▸ **DESCRIPTION OF THE TASK**:
In your copy, reproduce the entries exactly as they are, minus the images.

▸ **DATA SECTION**:
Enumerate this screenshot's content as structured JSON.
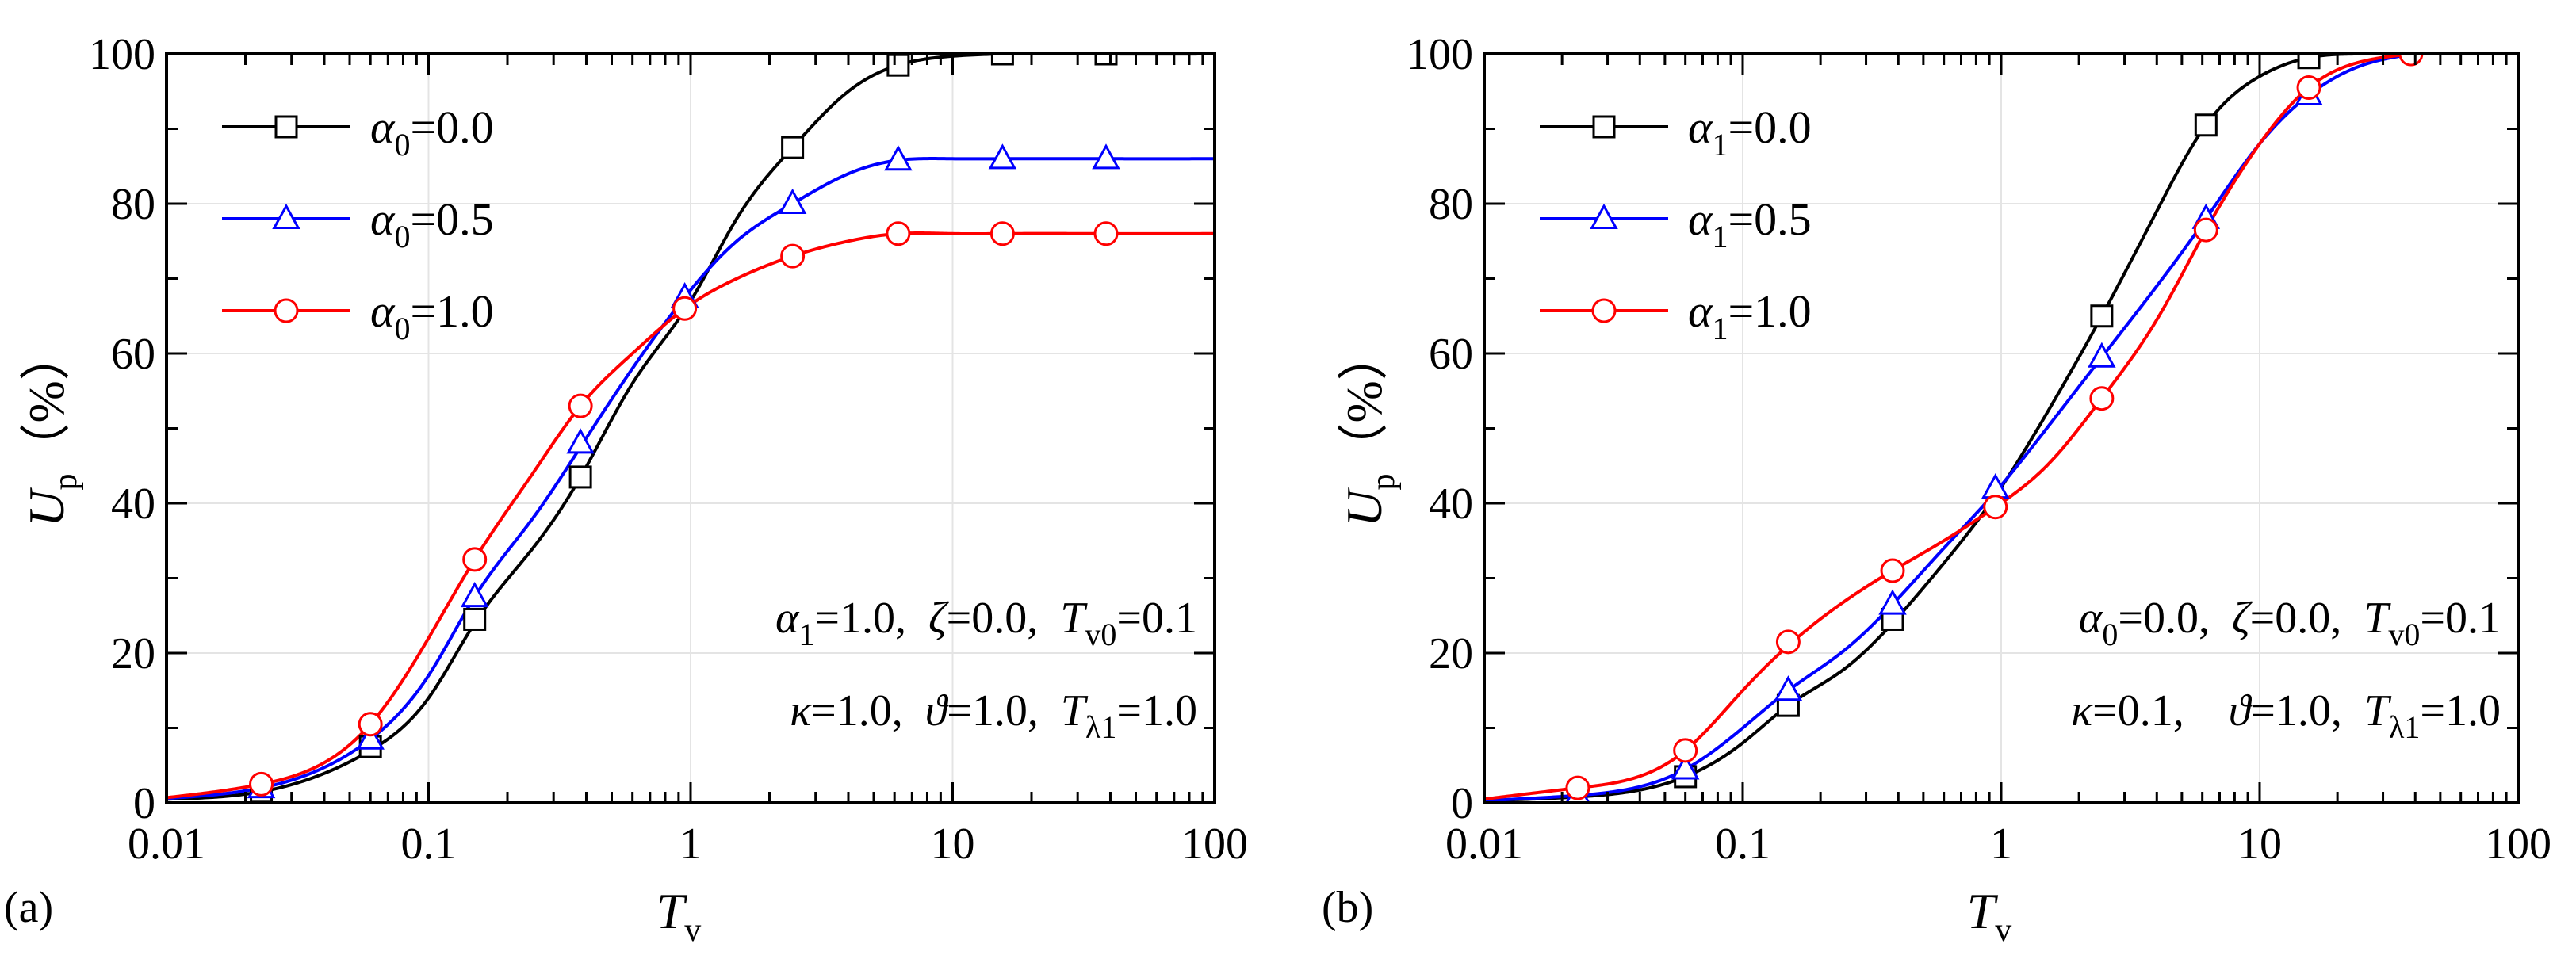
{
  "chart_data": [
    {
      "type": "line",
      "panel_label": "(a)",
      "xscale": "log",
      "xlim": [
        0.01,
        100
      ],
      "ylim": [
        0,
        100
      ],
      "xticks": [
        "0.01",
        "0.1",
        "1",
        "10",
        "100"
      ],
      "yticks": [
        "0",
        "20",
        "40",
        "60",
        "80",
        "100"
      ],
      "xlabel": {
        "main": "T",
        "sub": "v"
      },
      "ylabel": {
        "main": "U",
        "sub": "p",
        "unit": "（%）"
      },
      "grid": true,
      "legend_position": "top-left",
      "legend_var": {
        "symbol": "α",
        "sub": "0"
      },
      "series": [
        {
          "name": "α0=0.0",
          "legend_value": "=0.0",
          "color": "#000000",
          "marker": "square",
          "curve": {
            "x": [
              0.01,
              0.023,
              0.06,
              0.1,
              0.15,
              0.25,
              0.38,
              0.6,
              1.0,
              1.5,
              2.45,
              4.0,
              6.2,
              10,
              15.5,
              40,
              100
            ],
            "y": [
              0.5,
              1.5,
              7,
              14,
              24,
              34,
              43.5,
              56,
              67,
              78,
              87.5,
              95,
              98.5,
              99.7,
              100,
              100,
              100
            ]
          },
          "markers": {
            "x": [
              0.023,
              0.06,
              0.15,
              0.38,
              2.45,
              6.2,
              15.5,
              38.5
            ],
            "y": [
              1.5,
              7.5,
              24.5,
              43.5,
              87.5,
              98.5,
              100,
              100
            ]
          }
        },
        {
          "name": "α0=0.5",
          "legend_value": "=0.5",
          "color": "#0000ff",
          "marker": "triangle",
          "curve": {
            "x": [
              0.01,
              0.023,
              0.06,
              0.1,
              0.15,
              0.25,
              0.38,
              0.6,
              0.95,
              1.5,
              2.45,
              4.0,
              6.2,
              10,
              15.5,
              40,
              100
            ],
            "y": [
              0.6,
              2,
              8.5,
              17,
              27.5,
              38,
              47.5,
              58,
              67.5,
              75,
              80,
              84,
              85.8,
              86,
              86,
              86,
              86
            ]
          },
          "markers": {
            "x": [
              0.023,
              0.06,
              0.15,
              0.38,
              0.95,
              2.45,
              6.2,
              15.5,
              38.5
            ],
            "y": [
              2,
              8.5,
              27.5,
              48,
              67.5,
              80,
              85.8,
              86,
              86
            ]
          }
        },
        {
          "name": "α0=1.0",
          "legend_value": "=1.0",
          "color": "#ff0000",
          "marker": "circle",
          "curve": {
            "x": [
              0.01,
              0.023,
              0.06,
              0.1,
              0.15,
              0.25,
              0.38,
              0.6,
              0.95,
              1.5,
              2.45,
              4.0,
              6.2,
              10,
              15.5,
              40,
              100
            ],
            "y": [
              0.7,
              2.5,
              10.5,
              22,
              32.5,
              44,
              53,
              60,
              66,
              70,
              73,
              75,
              76,
              76,
              76,
              76,
              76
            ]
          },
          "markers": {
            "x": [
              0.023,
              0.06,
              0.15,
              0.38,
              0.95,
              2.45,
              6.2,
              15.5,
              38.5
            ],
            "y": [
              2.5,
              10.5,
              32.5,
              53,
              66,
              73,
              76,
              76,
              76
            ]
          }
        }
      ],
      "annotation": {
        "line1": [
          {
            "sym": "α",
            "sub": "1",
            "val": "=1.0,  "
          },
          {
            "sym": "ζ",
            "sub": "",
            "val": "=0.0,  "
          },
          {
            "sym": "T",
            "sub": "v0",
            "val": "=0.1"
          }
        ],
        "line2": [
          {
            "sym": "κ",
            "sub": "",
            "val": "=1.0,  "
          },
          {
            "sym": "ϑ",
            "sub": "",
            "val": "=1.0,  "
          },
          {
            "sym": "T",
            "sub": "λ1",
            "val": "=1.0"
          }
        ]
      }
    },
    {
      "type": "line",
      "panel_label": "(b)",
      "xscale": "log",
      "xlim": [
        0.01,
        100
      ],
      "ylim": [
        0,
        100
      ],
      "xticks": [
        "0.01",
        "0.1",
        "1",
        "10",
        "100"
      ],
      "yticks": [
        "0",
        "20",
        "40",
        "60",
        "80",
        "100"
      ],
      "xlabel": {
        "main": "T",
        "sub": "v"
      },
      "ylabel": {
        "main": "U",
        "sub": "p",
        "unit": "（%）"
      },
      "grid": true,
      "legend_position": "top-left",
      "legend_var": {
        "symbol": "α",
        "sub": "1"
      },
      "series": [
        {
          "name": "α1=0.0",
          "legend_value": "=0.0",
          "color": "#000000",
          "marker": "square",
          "curve": {
            "x": [
              0.01,
              0.023,
              0.06,
              0.1,
              0.15,
              0.25,
              0.38,
              0.6,
              0.95,
              1.5,
              2.45,
              4.0,
              6.2,
              10,
              15.5,
              25,
              40
            ],
            "y": [
              0.3,
              0.8,
              3.5,
              8,
              13,
              18,
              24,
              32,
              41,
              52,
              65,
              79,
              90.5,
              97,
              99.5,
              100,
              100
            ]
          },
          "markers": {
            "x": [
              0.06,
              0.15,
              0.38,
              2.45,
              6.2,
              15.5
            ],
            "y": [
              3.5,
              13,
              24.5,
              65,
              90.5,
              99.5
            ]
          }
        },
        {
          "name": "α1=0.5",
          "legend_value": "=0.5",
          "color": "#0000ff",
          "marker": "triangle",
          "curve": {
            "x": [
              0.01,
              0.023,
              0.06,
              0.1,
              0.15,
              0.25,
              0.38,
              0.6,
              0.95,
              1.5,
              2.45,
              4.0,
              6.2,
              10,
              15.5,
              25,
              40
            ],
            "y": [
              0.3,
              1,
              4.5,
              10,
              15,
              20.5,
              26.5,
              34,
              41.5,
              50,
              59.5,
              69,
              78,
              88,
              94.5,
              98.5,
              100
            ]
          },
          "markers": {
            "x": [
              0.023,
              0.06,
              0.15,
              0.38,
              0.95,
              2.45,
              6.2,
              15.5
            ],
            "y": [
              1,
              4.5,
              15,
              26.5,
              42,
              59.5,
              78,
              94.5
            ]
          }
        },
        {
          "name": "α1=1.0",
          "legend_value": "=1.0",
          "color": "#ff0000",
          "marker": "circle",
          "curve": {
            "x": [
              0.01,
              0.023,
              0.06,
              0.1,
              0.15,
              0.25,
              0.38,
              0.6,
              0.95,
              1.5,
              2.45,
              4.0,
              6.2,
              10,
              15.5,
              25,
              40
            ],
            "y": [
              0.5,
              2,
              7,
              15,
              21,
              27,
              31,
              35,
              39.5,
              45,
              54,
              64.5,
              76.5,
              88,
              95.5,
              99,
              100
            ]
          },
          "markers": {
            "x": [
              0.023,
              0.06,
              0.15,
              0.38,
              0.95,
              2.45,
              6.2,
              15.5,
              38.5
            ],
            "y": [
              2,
              7,
              21.5,
              31,
              39.5,
              54,
              76.5,
              95.5,
              100
            ]
          }
        }
      ],
      "annotation": {
        "line1": [
          {
            "sym": "α",
            "sub": "0",
            "val": "=0.0,  "
          },
          {
            "sym": "ζ",
            "sub": "",
            "val": "=0.0,  "
          },
          {
            "sym": "T",
            "sub": "v0",
            "val": "=0.1"
          }
        ],
        "line2": [
          {
            "sym": "κ",
            "sub": "",
            "val": "=0.1,    "
          },
          {
            "sym": "ϑ",
            "sub": "",
            "val": "=1.0,  "
          },
          {
            "sym": "T",
            "sub": "λ1",
            "val": "=1.0"
          }
        ]
      }
    }
  ]
}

▸ **THE COMPLETED TASK**:
Enumerate this screenshot's content as structured JSON.
{
  "chart_data": [
    {
      "type": "line",
      "panel_label": "(a)",
      "xscale": "log",
      "xlim": [
        0.01,
        100
      ],
      "ylim": [
        0,
        100
      ],
      "xticks": [
        "0.01",
        "0.1",
        "1",
        "10",
        "100"
      ],
      "yticks": [
        "0",
        "20",
        "40",
        "60",
        "80",
        "100"
      ],
      "xlabel": {
        "main": "T",
        "sub": "v"
      },
      "ylabel": {
        "main": "U",
        "sub": "p",
        "unit": "（%）"
      },
      "grid": true,
      "legend_position": "top-left",
      "legend_var": {
        "symbol": "α",
        "sub": "0"
      },
      "series": [
        {
          "name": "α0=0.0",
          "legend_value": "=0.0",
          "color": "#000000",
          "marker": "square",
          "curve": {
            "x": [
              0.01,
              0.023,
              0.06,
              0.1,
              0.15,
              0.25,
              0.38,
              0.6,
              1.0,
              1.5,
              2.45,
              4.0,
              6.2,
              10,
              15.5,
              40,
              100
            ],
            "y": [
              0.5,
              1.5,
              7,
              14,
              24,
              34,
              43.5,
              56,
              67,
              78,
              87.5,
              95,
              98.5,
              99.7,
              100,
              100,
              100
            ]
          },
          "markers": {
            "x": [
              0.023,
              0.06,
              0.15,
              0.38,
              2.45,
              6.2,
              15.5,
              38.5
            ],
            "y": [
              1.5,
              7.5,
              24.5,
              43.5,
              87.5,
              98.5,
              100,
              100
            ]
          }
        },
        {
          "name": "α0=0.5",
          "legend_value": "=0.5",
          "color": "#0000ff",
          "marker": "triangle",
          "curve": {
            "x": [
              0.01,
              0.023,
              0.06,
              0.1,
              0.15,
              0.25,
              0.38,
              0.6,
              0.95,
              1.5,
              2.45,
              4.0,
              6.2,
              10,
              15.5,
              40,
              100
            ],
            "y": [
              0.6,
              2,
              8.5,
              17,
              27.5,
              38,
              47.5,
              58,
              67.5,
              75,
              80,
              84,
              85.8,
              86,
              86,
              86,
              86
            ]
          },
          "markers": {
            "x": [
              0.023,
              0.06,
              0.15,
              0.38,
              0.95,
              2.45,
              6.2,
              15.5,
              38.5
            ],
            "y": [
              2,
              8.5,
              27.5,
              48,
              67.5,
              80,
              85.8,
              86,
              86
            ]
          }
        },
        {
          "name": "α0=1.0",
          "legend_value": "=1.0",
          "color": "#ff0000",
          "marker": "circle",
          "curve": {
            "x": [
              0.01,
              0.023,
              0.06,
              0.1,
              0.15,
              0.25,
              0.38,
              0.6,
              0.95,
              1.5,
              2.45,
              4.0,
              6.2,
              10,
              15.5,
              40,
              100
            ],
            "y": [
              0.7,
              2.5,
              10.5,
              22,
              32.5,
              44,
              53,
              60,
              66,
              70,
              73,
              75,
              76,
              76,
              76,
              76,
              76
            ]
          },
          "markers": {
            "x": [
              0.023,
              0.06,
              0.15,
              0.38,
              0.95,
              2.45,
              6.2,
              15.5,
              38.5
            ],
            "y": [
              2.5,
              10.5,
              32.5,
              53,
              66,
              73,
              76,
              76,
              76
            ]
          }
        }
      ],
      "annotation": {
        "line1": [
          {
            "sym": "α",
            "sub": "1",
            "val": "=1.0,  "
          },
          {
            "sym": "ζ",
            "sub": "",
            "val": "=0.0,  "
          },
          {
            "sym": "T",
            "sub": "v0",
            "val": "=0.1"
          }
        ],
        "line2": [
          {
            "sym": "κ",
            "sub": "",
            "val": "=1.0,  "
          },
          {
            "sym": "ϑ",
            "sub": "",
            "val": "=1.0,  "
          },
          {
            "sym": "T",
            "sub": "λ1",
            "val": "=1.0"
          }
        ]
      }
    },
    {
      "type": "line",
      "panel_label": "(b)",
      "xscale": "log",
      "xlim": [
        0.01,
        100
      ],
      "ylim": [
        0,
        100
      ],
      "xticks": [
        "0.01",
        "0.1",
        "1",
        "10",
        "100"
      ],
      "yticks": [
        "0",
        "20",
        "40",
        "60",
        "80",
        "100"
      ],
      "xlabel": {
        "main": "T",
        "sub": "v"
      },
      "ylabel": {
        "main": "U",
        "sub": "p",
        "unit": "（%）"
      },
      "grid": true,
      "legend_position": "top-left",
      "legend_var": {
        "symbol": "α",
        "sub": "1"
      },
      "series": [
        {
          "name": "α1=0.0",
          "legend_value": "=0.0",
          "color": "#000000",
          "marker": "square",
          "curve": {
            "x": [
              0.01,
              0.023,
              0.06,
              0.1,
              0.15,
              0.25,
              0.38,
              0.6,
              0.95,
              1.5,
              2.45,
              4.0,
              6.2,
              10,
              15.5,
              25,
              40
            ],
            "y": [
              0.3,
              0.8,
              3.5,
              8,
              13,
              18,
              24,
              32,
              41,
              52,
              65,
              79,
              90.5,
              97,
              99.5,
              100,
              100
            ]
          },
          "markers": {
            "x": [
              0.06,
              0.15,
              0.38,
              2.45,
              6.2,
              15.5
            ],
            "y": [
              3.5,
              13,
              24.5,
              65,
              90.5,
              99.5
            ]
          }
        },
        {
          "name": "α1=0.5",
          "legend_value": "=0.5",
          "color": "#0000ff",
          "marker": "triangle",
          "curve": {
            "x": [
              0.01,
              0.023,
              0.06,
              0.1,
              0.15,
              0.25,
              0.38,
              0.6,
              0.95,
              1.5,
              2.45,
              4.0,
              6.2,
              10,
              15.5,
              25,
              40
            ],
            "y": [
              0.3,
              1,
              4.5,
              10,
              15,
              20.5,
              26.5,
              34,
              41.5,
              50,
              59.5,
              69,
              78,
              88,
              94.5,
              98.5,
              100
            ]
          },
          "markers": {
            "x": [
              0.023,
              0.06,
              0.15,
              0.38,
              0.95,
              2.45,
              6.2,
              15.5
            ],
            "y": [
              1,
              4.5,
              15,
              26.5,
              42,
              59.5,
              78,
              94.5
            ]
          }
        },
        {
          "name": "α1=1.0",
          "legend_value": "=1.0",
          "color": "#ff0000",
          "marker": "circle",
          "curve": {
            "x": [
              0.01,
              0.023,
              0.06,
              0.1,
              0.15,
              0.25,
              0.38,
              0.6,
              0.95,
              1.5,
              2.45,
              4.0,
              6.2,
              10,
              15.5,
              25,
              40
            ],
            "y": [
              0.5,
              2,
              7,
              15,
              21,
              27,
              31,
              35,
              39.5,
              45,
              54,
              64.5,
              76.5,
              88,
              95.5,
              99,
              100
            ]
          },
          "markers": {
            "x": [
              0.023,
              0.06,
              0.15,
              0.38,
              0.95,
              2.45,
              6.2,
              15.5,
              38.5
            ],
            "y": [
              2,
              7,
              21.5,
              31,
              39.5,
              54,
              76.5,
              95.5,
              100
            ]
          }
        }
      ],
      "annotation": {
        "line1": [
          {
            "sym": "α",
            "sub": "0",
            "val": "=0.0,  "
          },
          {
            "sym": "ζ",
            "sub": "",
            "val": "=0.0,  "
          },
          {
            "sym": "T",
            "sub": "v0",
            "val": "=0.1"
          }
        ],
        "line2": [
          {
            "sym": "κ",
            "sub": "",
            "val": "=0.1,    "
          },
          {
            "sym": "ϑ",
            "sub": "",
            "val": "=1.0,  "
          },
          {
            "sym": "T",
            "sub": "λ1",
            "val": "=1.0"
          }
        ]
      }
    }
  ]
}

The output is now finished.